Regression analysis is one of the most important fields in statistics and machine learning. There are many regression methods available. Linear regression is one of them.

### What is Regression?

Regression searches for relationships among variables. For example, you can observe several employees of some company and try to understand how their salaries depend on their features, such as experience, education level, role, city of employment, and so on.

This is a regression problem where data related to each employee represents one observation. The presumption is that the experience, education, role, and city are the independent features, while the salary depends on them.

Similarly, you can try to establish the mathematical dependence of housing prices on area, number of bedrooms, distance to the city center, and so on.

Generally, in regression analysis, you consider some phenomenon of interest and have a number of observations. Each observation has two or more features. Following the assumption that at least one of the features depends on the others, you try to establish a relation among them.

In other words, you need to find a function that maps some features or variables to others sufficiently well.

The dependent features are called the **dependent variables, outputs, or responses**. The independent features are called the **independent variables, inputs, regressors, or predictors**.

Regression problems usually have one continuous and unbounded dependent variable. The inputs, however, can be continuous, discrete, or even categorical data such as gender, nationality, or brand.

It’s a common practice to denote the outputs with 𝑦 and the inputs with 𝑥. If there are two or more independent variables, then they can be represented as the vector 𝐱 = (𝑥₁, …, 𝑥ᵣ), where 𝑟 is the number of inputs.

### When Do You Need Regression?

Typically, you need regression to answer whether and how some phenomenon influences the other or how several variables are related. For example, you can use it to determine if and to what extent experience or gender impacts salaries.

━━━━━━━━

■ Given task a ■
Answer these questions from the text on regression, one line each:
(i) What does regression search for?
(ii) Which four names does the text give for the independent features?
(iii) Which symbol is commonly used to denote the outputs?

━━━━━━━━

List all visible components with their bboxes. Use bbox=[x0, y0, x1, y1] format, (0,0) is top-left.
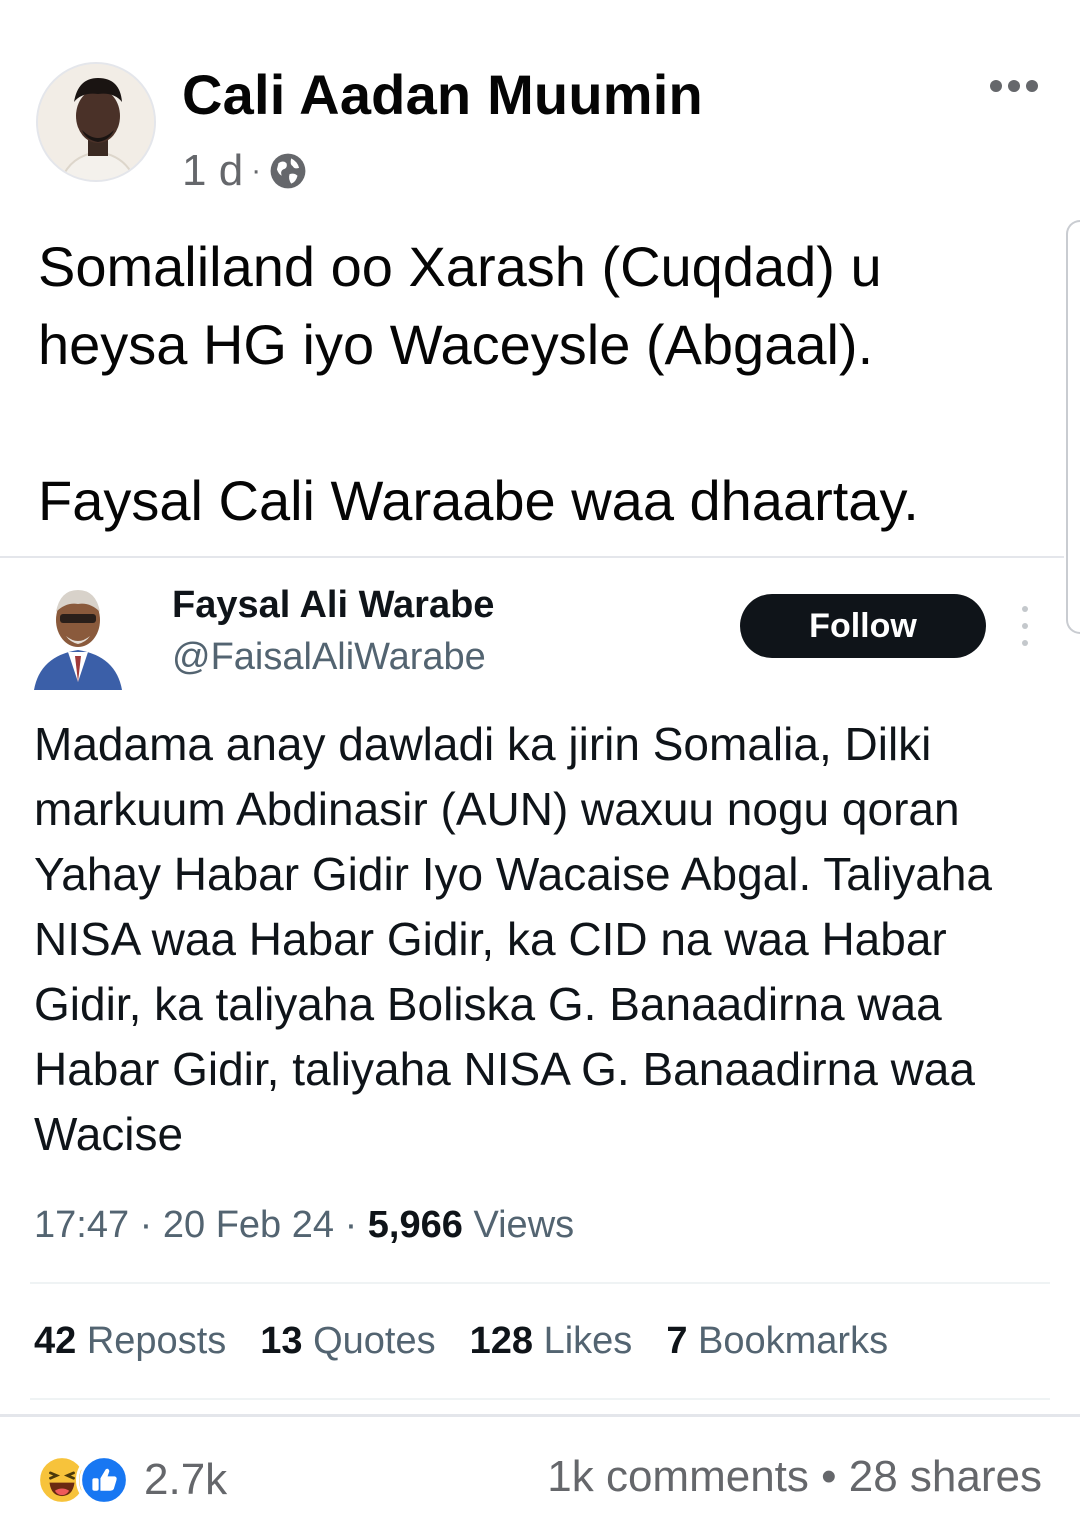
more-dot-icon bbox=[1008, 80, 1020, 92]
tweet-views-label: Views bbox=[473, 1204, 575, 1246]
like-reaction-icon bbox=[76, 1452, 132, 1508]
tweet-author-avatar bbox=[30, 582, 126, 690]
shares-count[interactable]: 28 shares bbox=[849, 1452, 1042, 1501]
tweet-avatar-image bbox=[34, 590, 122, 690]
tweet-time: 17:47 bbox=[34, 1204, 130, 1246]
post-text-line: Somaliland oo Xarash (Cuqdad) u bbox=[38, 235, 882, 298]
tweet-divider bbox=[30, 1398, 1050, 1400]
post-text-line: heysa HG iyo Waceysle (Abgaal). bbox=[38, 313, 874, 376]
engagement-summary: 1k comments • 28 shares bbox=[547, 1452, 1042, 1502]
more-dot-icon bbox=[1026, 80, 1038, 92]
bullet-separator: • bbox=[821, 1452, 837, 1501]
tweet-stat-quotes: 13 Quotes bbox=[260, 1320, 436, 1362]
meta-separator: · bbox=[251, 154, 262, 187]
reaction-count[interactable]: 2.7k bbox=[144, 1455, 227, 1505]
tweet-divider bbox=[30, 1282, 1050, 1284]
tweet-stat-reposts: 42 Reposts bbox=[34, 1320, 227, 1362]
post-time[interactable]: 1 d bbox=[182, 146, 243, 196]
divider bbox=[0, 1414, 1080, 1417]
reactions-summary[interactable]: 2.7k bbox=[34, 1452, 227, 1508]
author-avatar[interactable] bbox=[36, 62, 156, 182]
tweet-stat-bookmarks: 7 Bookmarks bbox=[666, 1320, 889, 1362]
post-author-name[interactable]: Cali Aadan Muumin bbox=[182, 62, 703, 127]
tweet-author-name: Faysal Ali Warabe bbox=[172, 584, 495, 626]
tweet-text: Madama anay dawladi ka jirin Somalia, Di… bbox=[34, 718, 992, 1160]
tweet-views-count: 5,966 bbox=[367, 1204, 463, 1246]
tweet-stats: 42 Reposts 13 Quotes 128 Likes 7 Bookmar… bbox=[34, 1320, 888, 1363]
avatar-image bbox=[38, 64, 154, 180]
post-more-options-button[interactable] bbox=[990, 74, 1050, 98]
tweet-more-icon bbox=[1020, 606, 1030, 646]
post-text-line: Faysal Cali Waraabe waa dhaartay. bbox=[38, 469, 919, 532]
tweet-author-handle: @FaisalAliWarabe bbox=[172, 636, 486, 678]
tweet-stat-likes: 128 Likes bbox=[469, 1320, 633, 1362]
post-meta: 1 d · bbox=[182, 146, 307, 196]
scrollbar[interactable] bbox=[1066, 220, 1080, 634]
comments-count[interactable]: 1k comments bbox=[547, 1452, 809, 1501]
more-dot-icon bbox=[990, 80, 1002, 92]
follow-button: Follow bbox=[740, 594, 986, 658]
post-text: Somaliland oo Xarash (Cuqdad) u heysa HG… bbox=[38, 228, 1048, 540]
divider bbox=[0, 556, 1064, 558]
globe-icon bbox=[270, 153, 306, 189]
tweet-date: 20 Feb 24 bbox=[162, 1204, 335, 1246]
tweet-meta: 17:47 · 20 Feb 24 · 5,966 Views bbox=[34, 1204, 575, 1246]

━━━━━━━━

■ Given task b ■
In the listing, reproduce the part that opens with the line containing "more-dot-icon bbox=[1008, 80, 1020, 92]" and closes with the line containing "post-text-line: Somaliland oo", both lines included.

■ Response a ■
(i) Relationships among variables.
(ii) Independent variables, inputs, regressors, or predictors.
(iii) 𝑦.

■ Response b ■
more-dot-icon bbox=[1008, 80, 1020, 92]
tweet-views-label: Views bbox=[473, 1204, 575, 1246]
like-reaction-icon bbox=[76, 1452, 132, 1508]
tweet-author-avatar bbox=[30, 582, 126, 690]
shares-count[interactable]: 28 shares bbox=[849, 1452, 1042, 1501]
tweet-avatar-image bbox=[34, 590, 122, 690]
tweet-time: 17:47 bbox=[34, 1204, 130, 1246]
post-text-line: Somaliland oo Xarash (Cuqdad) u bbox=[38, 235, 882, 298]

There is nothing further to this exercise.